▸ Instruction
Repeat the records verbatim and leave the pictures out of your copy.
=====
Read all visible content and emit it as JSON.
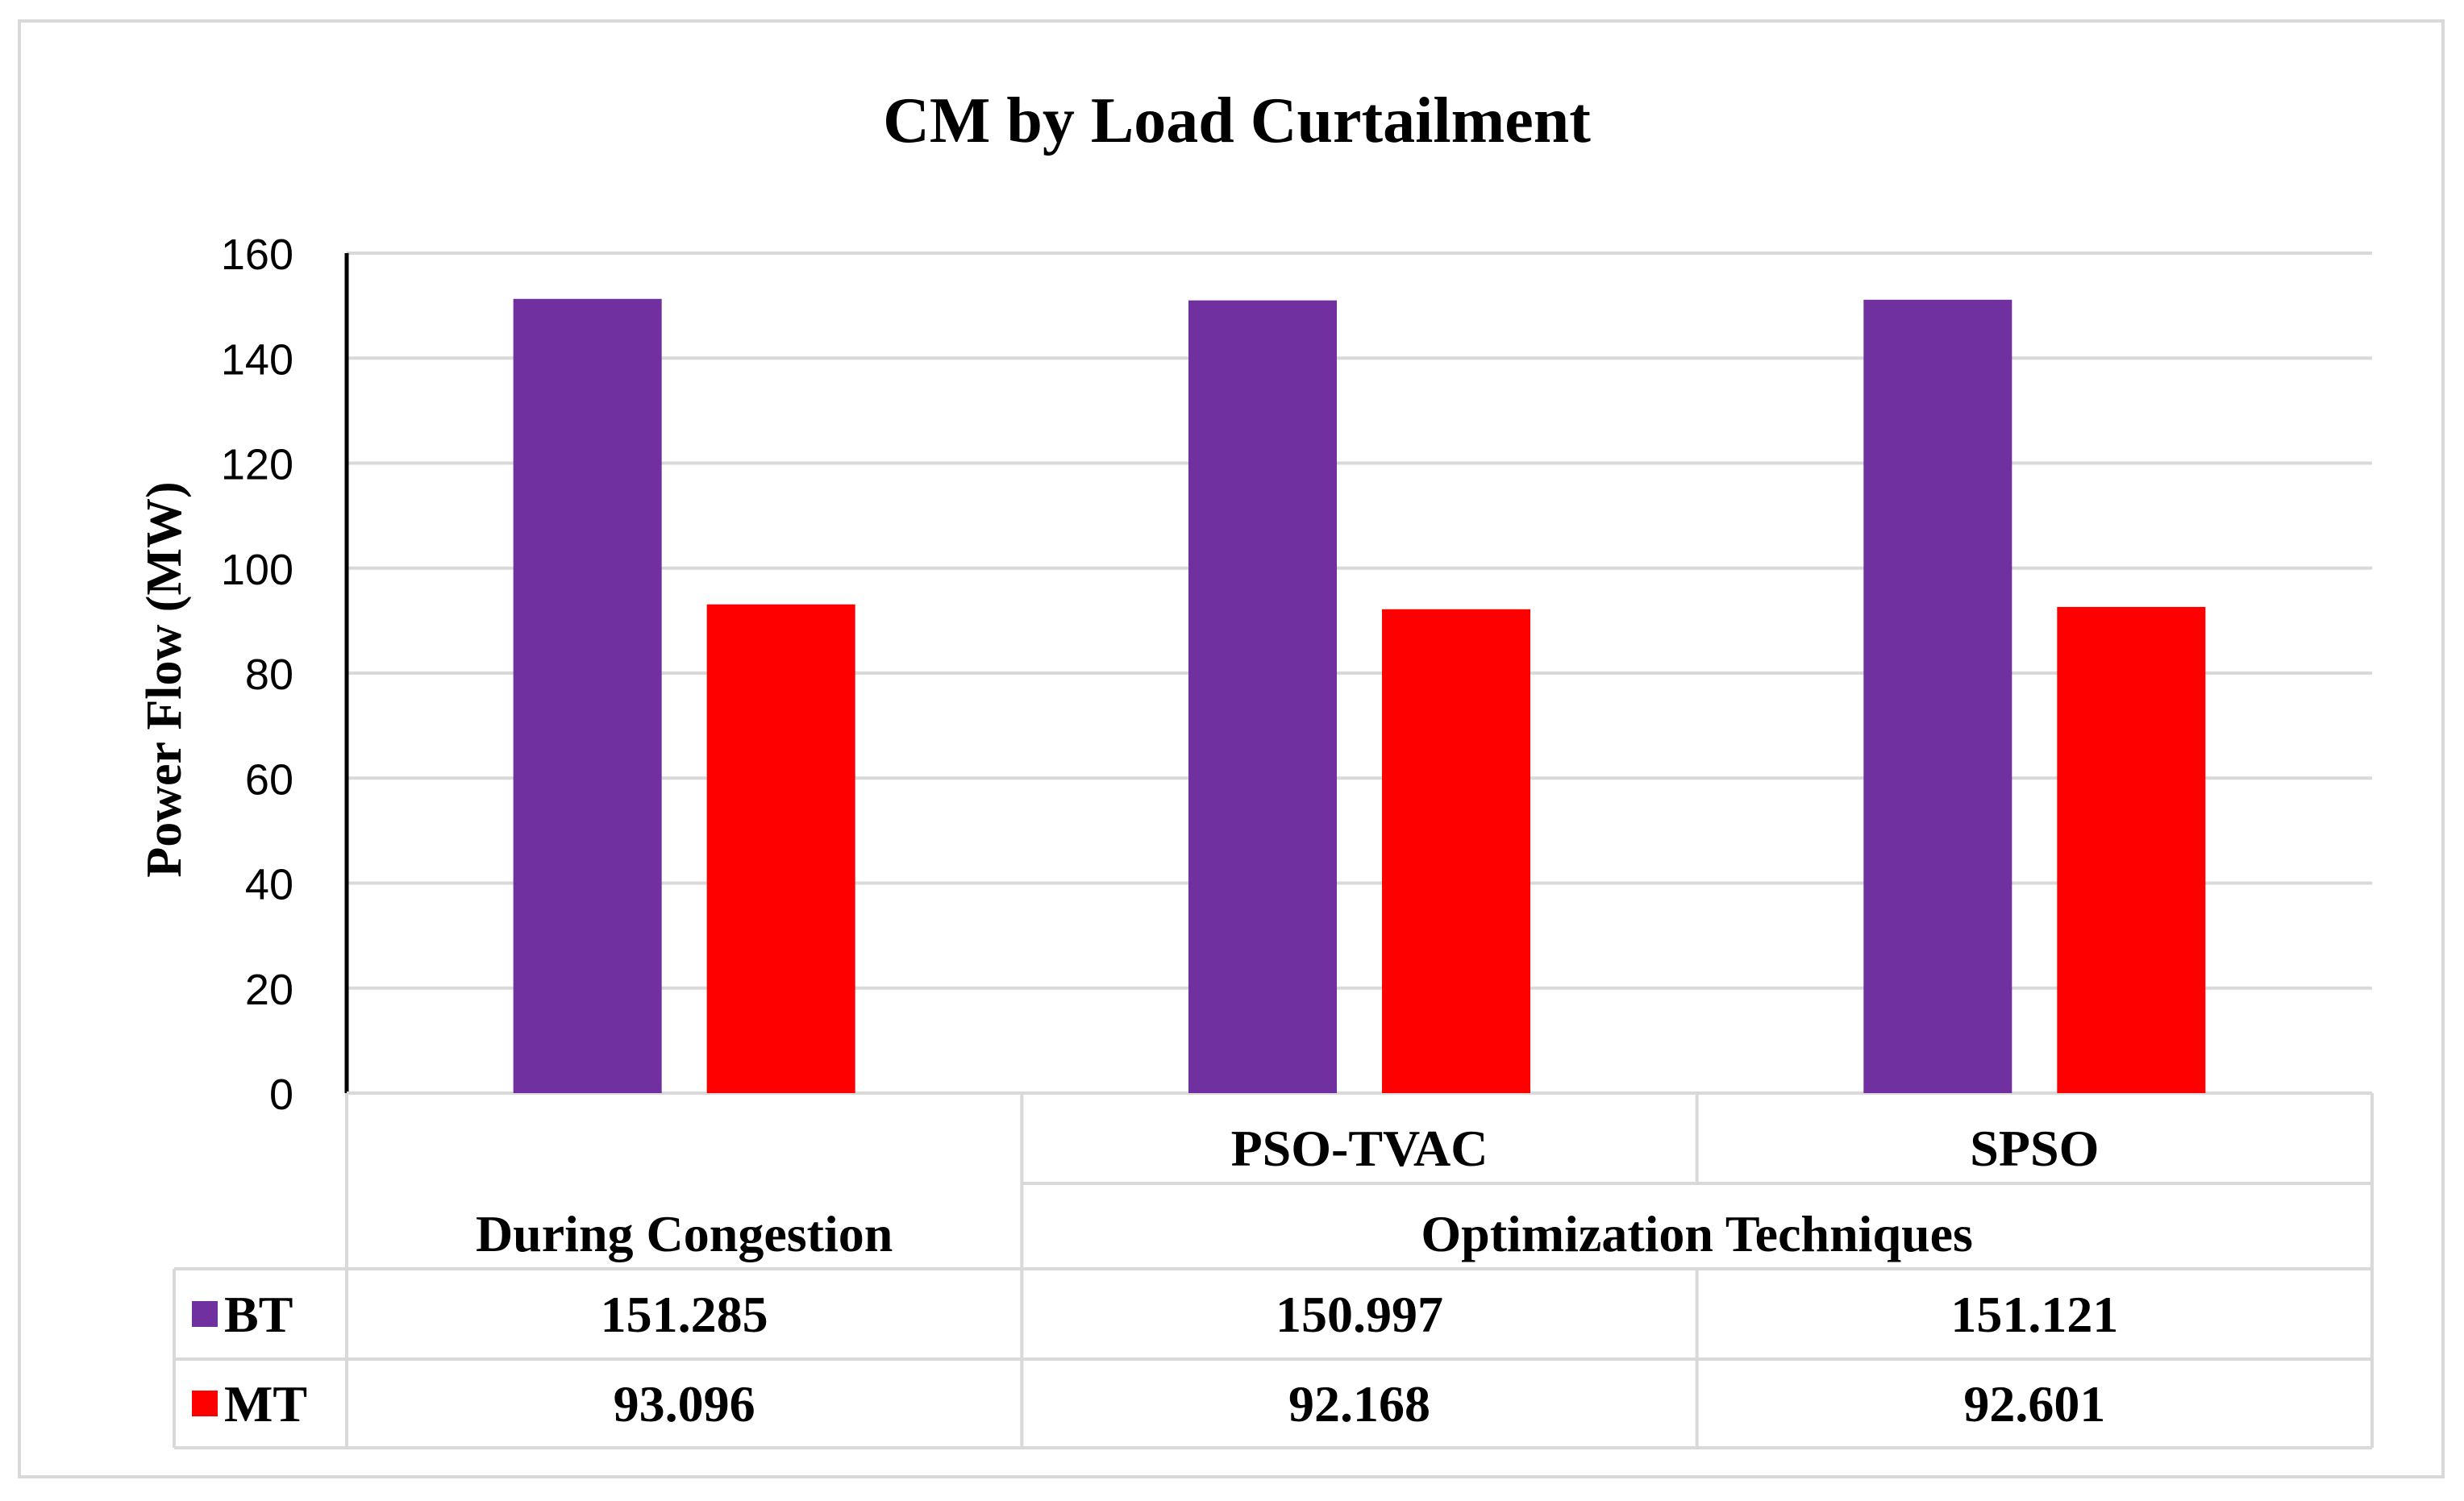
{
  "chart_data": {
    "type": "bar",
    "title": "CM by Load Curtailment",
    "ylabel": "Power Flow (MW)",
    "ylim": [
      0,
      160
    ],
    "yticks": [
      0,
      20,
      40,
      60,
      80,
      100,
      120,
      140,
      160
    ],
    "grid": true,
    "categories": [
      "During Congestion",
      "PSO-TVAC",
      "SPSO"
    ],
    "category_groups": [
      {
        "label": "During Congestion",
        "members": [
          "During Congestion"
        ]
      },
      {
        "label": "Optimization Techniques",
        "members": [
          "PSO-TVAC",
          "SPSO"
        ]
      }
    ],
    "series": [
      {
        "name": "BT",
        "color": "#7030a0",
        "values": [
          151.285,
          150.997,
          151.121
        ],
        "labels": [
          "151.285",
          "150.997",
          "151.121"
        ]
      },
      {
        "name": "MT",
        "color": "#ff0000",
        "values": [
          93.096,
          92.168,
          92.601
        ],
        "labels": [
          "93.096",
          "92.168",
          "92.601"
        ]
      }
    ],
    "data_table": true
  }
}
=====
▸ Solved problem
Read all visible content and emit it as JSON.
{
  "chart_data": {
    "type": "bar",
    "title": "CM by Load Curtailment",
    "ylabel": "Power Flow (MW)",
    "ylim": [
      0,
      160
    ],
    "yticks": [
      0,
      20,
      40,
      60,
      80,
      100,
      120,
      140,
      160
    ],
    "grid": true,
    "categories": [
      "During Congestion",
      "PSO-TVAC",
      "SPSO"
    ],
    "category_groups": [
      {
        "label": "During Congestion",
        "members": [
          "During Congestion"
        ]
      },
      {
        "label": "Optimization Techniques",
        "members": [
          "PSO-TVAC",
          "SPSO"
        ]
      }
    ],
    "series": [
      {
        "name": "BT",
        "color": "#7030a0",
        "values": [
          151.285,
          150.997,
          151.121
        ],
        "labels": [
          "151.285",
          "150.997",
          "151.121"
        ]
      },
      {
        "name": "MT",
        "color": "#ff0000",
        "values": [
          93.096,
          92.168,
          92.601
        ],
        "labels": [
          "93.096",
          "92.168",
          "92.601"
        ]
      }
    ],
    "data_table": true
  }
}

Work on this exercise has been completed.